> EXTRACTED RECORDS
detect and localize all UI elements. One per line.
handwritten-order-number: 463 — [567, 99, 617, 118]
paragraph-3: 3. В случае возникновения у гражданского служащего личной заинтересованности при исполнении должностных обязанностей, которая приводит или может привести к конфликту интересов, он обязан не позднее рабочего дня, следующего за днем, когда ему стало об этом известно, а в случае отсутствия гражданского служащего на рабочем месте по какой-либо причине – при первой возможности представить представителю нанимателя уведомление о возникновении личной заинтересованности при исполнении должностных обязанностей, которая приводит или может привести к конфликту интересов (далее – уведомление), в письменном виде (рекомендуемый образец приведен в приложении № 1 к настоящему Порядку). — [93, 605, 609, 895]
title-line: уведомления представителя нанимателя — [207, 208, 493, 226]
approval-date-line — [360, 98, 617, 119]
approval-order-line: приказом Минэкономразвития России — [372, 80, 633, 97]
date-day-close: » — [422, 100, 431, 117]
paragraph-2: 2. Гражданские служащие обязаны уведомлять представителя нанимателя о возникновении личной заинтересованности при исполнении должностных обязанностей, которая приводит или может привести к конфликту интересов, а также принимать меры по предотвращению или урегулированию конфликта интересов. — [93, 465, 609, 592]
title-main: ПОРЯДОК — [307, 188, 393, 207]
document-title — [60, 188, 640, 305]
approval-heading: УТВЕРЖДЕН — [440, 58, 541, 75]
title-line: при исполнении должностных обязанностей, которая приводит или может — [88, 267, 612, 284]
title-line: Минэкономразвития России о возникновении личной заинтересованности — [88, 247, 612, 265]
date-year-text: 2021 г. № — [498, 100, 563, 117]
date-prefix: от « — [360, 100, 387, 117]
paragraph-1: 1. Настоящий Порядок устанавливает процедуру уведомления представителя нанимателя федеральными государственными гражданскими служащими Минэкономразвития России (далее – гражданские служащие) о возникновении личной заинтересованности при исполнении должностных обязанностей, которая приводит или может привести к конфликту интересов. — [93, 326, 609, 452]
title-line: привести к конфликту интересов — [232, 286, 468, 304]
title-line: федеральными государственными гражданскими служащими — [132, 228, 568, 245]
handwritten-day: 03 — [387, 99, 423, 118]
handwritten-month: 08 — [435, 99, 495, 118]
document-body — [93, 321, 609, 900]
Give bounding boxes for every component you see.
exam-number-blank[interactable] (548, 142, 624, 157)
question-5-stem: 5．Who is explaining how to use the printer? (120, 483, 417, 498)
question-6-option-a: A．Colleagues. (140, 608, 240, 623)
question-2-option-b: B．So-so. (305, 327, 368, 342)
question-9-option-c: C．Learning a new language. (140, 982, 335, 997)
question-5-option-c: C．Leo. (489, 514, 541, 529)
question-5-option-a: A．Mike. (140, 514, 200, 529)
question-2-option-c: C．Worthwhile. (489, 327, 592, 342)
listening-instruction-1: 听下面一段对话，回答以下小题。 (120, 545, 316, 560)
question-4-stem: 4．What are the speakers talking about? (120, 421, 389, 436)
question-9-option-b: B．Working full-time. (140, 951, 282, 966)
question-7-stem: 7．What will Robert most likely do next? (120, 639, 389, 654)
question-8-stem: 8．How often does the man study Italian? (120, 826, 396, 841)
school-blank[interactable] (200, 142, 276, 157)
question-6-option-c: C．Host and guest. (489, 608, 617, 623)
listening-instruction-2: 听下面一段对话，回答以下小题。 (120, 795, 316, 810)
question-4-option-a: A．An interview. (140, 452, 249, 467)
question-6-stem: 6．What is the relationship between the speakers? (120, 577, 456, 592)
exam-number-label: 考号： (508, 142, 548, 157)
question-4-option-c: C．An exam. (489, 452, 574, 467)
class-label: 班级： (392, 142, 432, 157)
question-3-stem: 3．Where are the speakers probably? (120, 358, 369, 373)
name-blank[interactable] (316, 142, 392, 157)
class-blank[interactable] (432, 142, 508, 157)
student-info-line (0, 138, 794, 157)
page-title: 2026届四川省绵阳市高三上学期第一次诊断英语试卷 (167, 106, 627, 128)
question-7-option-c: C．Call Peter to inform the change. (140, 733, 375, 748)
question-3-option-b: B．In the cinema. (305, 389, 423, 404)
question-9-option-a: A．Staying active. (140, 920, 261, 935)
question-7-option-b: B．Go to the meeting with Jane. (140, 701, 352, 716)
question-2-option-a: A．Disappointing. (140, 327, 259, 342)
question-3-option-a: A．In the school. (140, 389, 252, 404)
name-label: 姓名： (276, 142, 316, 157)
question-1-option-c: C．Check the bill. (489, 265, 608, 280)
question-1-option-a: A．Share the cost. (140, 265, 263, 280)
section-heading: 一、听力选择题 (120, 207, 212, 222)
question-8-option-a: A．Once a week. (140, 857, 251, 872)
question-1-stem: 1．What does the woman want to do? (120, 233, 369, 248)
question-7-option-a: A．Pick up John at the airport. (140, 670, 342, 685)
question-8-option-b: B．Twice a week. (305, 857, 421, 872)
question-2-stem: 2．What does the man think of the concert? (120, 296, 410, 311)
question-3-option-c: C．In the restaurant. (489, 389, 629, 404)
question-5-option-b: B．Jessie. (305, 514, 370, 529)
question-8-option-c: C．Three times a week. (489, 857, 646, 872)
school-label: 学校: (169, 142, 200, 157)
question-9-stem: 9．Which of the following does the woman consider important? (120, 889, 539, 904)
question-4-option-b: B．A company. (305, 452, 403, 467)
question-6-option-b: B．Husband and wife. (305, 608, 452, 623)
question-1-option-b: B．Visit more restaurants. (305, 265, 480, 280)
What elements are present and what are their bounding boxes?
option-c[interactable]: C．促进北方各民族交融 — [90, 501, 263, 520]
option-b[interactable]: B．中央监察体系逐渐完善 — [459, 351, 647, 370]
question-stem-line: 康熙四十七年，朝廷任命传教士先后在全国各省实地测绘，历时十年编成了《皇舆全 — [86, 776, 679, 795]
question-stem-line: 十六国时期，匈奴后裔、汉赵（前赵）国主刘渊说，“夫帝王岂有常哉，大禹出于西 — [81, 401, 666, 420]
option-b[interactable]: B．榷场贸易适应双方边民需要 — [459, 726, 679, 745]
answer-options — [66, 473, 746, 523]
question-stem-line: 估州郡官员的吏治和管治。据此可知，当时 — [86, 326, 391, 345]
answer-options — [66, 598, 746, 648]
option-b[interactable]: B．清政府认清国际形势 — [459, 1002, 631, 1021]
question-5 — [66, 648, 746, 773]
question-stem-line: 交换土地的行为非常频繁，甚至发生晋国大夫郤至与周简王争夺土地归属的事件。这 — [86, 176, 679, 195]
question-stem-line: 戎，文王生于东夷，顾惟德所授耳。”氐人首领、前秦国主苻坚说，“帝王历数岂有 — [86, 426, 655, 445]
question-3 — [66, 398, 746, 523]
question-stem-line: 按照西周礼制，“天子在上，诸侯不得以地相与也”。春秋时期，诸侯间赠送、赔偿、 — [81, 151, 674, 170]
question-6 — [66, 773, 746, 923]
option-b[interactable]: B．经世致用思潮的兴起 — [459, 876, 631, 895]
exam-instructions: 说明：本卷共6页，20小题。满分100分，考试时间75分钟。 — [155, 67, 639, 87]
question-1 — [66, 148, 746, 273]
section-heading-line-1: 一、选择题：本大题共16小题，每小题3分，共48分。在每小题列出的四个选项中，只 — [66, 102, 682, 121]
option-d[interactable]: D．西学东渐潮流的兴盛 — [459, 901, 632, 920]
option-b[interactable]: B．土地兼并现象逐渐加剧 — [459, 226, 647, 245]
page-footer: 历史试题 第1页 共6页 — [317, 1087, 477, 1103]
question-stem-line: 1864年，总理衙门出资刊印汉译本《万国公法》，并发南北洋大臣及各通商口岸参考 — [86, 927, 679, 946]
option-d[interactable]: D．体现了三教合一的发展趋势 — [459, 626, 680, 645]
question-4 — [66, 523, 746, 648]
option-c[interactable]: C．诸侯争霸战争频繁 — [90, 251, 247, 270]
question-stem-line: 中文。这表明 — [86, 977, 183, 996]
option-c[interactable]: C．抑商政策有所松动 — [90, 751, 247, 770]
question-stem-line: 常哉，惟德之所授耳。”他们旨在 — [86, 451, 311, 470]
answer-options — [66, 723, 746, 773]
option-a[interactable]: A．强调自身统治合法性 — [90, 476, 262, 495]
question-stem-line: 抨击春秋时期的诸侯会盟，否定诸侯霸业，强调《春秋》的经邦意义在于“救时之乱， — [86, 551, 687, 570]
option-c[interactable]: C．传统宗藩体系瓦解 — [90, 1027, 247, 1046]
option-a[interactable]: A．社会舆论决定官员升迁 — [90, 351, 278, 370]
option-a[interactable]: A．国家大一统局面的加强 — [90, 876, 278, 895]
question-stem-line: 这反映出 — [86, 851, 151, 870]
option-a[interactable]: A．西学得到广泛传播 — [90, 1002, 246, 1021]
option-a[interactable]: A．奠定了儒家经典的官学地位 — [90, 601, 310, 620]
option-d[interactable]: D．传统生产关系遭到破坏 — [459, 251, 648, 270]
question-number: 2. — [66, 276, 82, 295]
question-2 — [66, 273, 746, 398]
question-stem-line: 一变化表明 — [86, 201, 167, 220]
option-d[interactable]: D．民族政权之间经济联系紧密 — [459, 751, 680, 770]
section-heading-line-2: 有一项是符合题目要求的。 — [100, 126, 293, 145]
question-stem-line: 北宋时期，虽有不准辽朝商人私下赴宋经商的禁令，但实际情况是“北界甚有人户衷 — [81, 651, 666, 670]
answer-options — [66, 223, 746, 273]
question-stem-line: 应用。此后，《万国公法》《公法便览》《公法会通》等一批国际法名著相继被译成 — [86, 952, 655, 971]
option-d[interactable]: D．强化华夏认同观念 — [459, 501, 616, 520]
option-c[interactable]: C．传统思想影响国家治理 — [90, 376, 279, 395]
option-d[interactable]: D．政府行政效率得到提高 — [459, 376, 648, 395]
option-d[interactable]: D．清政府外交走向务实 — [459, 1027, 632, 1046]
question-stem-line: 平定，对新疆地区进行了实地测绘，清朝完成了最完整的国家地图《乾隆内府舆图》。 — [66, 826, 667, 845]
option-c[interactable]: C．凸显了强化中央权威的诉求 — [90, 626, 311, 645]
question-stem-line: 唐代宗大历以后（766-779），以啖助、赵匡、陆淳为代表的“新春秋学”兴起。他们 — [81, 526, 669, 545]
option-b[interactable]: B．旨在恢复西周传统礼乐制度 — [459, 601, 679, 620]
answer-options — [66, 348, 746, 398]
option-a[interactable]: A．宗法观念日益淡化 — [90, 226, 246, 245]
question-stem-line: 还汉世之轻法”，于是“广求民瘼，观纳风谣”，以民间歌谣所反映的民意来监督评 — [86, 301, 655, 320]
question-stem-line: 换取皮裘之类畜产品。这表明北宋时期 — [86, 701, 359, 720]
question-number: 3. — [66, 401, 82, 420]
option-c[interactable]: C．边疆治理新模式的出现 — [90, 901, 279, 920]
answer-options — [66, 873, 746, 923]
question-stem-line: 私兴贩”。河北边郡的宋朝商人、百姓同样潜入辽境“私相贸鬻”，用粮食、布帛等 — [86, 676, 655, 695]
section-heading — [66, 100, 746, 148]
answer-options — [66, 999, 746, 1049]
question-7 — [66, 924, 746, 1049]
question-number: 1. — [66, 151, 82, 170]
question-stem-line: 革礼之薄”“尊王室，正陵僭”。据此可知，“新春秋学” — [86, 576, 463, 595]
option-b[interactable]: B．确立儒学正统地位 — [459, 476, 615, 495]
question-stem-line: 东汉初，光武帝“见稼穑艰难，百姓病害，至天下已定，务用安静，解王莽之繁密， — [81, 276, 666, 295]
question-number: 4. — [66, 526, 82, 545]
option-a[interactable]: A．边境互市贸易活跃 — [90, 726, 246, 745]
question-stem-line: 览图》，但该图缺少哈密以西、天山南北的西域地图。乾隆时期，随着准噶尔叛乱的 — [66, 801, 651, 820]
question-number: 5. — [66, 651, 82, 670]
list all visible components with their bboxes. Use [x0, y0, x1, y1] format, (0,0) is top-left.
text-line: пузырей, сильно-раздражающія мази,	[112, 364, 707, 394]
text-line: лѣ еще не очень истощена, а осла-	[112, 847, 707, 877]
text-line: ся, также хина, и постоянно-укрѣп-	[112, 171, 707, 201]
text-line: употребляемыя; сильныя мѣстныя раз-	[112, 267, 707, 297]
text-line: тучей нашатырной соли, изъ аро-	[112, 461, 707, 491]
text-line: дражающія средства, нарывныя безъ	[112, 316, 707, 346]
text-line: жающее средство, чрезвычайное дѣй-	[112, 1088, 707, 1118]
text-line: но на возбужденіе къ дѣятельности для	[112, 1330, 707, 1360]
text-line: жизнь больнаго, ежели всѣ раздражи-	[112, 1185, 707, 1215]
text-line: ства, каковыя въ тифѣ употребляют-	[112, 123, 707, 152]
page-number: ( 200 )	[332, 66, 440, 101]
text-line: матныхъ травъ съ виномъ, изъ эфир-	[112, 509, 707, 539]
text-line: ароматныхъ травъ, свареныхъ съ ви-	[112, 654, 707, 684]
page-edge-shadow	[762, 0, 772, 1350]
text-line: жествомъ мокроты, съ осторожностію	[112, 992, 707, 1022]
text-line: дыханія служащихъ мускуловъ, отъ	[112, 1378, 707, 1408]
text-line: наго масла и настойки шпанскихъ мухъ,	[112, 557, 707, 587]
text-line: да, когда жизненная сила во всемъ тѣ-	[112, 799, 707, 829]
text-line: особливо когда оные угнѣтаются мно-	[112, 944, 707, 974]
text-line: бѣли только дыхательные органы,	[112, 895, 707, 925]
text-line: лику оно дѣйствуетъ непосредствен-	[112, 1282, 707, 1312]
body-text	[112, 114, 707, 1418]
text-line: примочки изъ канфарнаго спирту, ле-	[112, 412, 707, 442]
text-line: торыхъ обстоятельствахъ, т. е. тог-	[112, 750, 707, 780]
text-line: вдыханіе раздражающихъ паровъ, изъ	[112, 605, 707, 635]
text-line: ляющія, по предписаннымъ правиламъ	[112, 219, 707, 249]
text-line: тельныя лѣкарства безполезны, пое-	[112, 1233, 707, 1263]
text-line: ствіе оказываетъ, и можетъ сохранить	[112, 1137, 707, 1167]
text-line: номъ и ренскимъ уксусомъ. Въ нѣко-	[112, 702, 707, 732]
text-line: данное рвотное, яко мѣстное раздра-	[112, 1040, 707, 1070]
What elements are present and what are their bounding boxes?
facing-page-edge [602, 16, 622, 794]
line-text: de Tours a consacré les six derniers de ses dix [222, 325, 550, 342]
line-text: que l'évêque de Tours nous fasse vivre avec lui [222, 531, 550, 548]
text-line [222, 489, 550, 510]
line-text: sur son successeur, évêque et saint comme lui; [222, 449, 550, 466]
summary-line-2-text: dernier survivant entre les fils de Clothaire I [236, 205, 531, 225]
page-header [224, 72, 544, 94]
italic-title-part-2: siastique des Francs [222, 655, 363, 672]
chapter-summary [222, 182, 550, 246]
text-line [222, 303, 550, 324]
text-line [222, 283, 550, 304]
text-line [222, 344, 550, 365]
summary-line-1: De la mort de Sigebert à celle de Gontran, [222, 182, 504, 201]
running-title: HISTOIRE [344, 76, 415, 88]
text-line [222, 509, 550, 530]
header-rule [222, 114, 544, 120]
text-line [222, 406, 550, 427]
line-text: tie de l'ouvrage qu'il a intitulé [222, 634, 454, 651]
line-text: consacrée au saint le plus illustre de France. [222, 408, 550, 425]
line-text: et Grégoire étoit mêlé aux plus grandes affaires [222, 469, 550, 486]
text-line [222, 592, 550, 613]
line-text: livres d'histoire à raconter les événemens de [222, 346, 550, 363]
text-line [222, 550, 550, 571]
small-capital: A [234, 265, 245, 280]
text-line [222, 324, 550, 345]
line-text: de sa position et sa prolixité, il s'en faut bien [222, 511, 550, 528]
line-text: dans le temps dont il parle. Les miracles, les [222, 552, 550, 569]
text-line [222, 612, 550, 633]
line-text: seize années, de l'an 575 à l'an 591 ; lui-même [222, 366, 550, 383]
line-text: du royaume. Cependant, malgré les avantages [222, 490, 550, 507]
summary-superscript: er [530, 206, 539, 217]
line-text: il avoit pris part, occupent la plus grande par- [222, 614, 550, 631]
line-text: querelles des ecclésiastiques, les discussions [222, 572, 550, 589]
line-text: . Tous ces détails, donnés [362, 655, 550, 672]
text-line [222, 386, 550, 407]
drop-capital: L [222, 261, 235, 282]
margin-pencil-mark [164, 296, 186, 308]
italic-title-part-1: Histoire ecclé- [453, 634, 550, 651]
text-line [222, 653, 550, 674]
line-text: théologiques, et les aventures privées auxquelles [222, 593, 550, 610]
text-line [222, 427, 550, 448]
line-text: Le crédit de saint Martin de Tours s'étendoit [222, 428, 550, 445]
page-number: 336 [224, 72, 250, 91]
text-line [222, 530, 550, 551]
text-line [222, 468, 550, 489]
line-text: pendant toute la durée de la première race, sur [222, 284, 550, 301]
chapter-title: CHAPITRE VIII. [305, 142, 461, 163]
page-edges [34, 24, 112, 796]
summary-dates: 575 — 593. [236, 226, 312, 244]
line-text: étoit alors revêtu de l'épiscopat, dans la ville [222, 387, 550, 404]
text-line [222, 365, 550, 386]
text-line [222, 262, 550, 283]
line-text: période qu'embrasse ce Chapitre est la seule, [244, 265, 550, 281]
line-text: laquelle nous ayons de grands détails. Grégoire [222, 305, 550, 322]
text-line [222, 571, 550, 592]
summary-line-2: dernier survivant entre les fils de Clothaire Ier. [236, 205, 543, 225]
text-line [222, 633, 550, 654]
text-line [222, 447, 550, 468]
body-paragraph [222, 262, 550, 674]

> INSTRUCTION
Copy everything above, from the first line down through the line containing "handwritten-order-number: 463 —", word for word and including both of those lines.

> RESULT
detect and localize all UI elements. One per line.
handwritten-order-number: 463 — [567, 99, 617, 118]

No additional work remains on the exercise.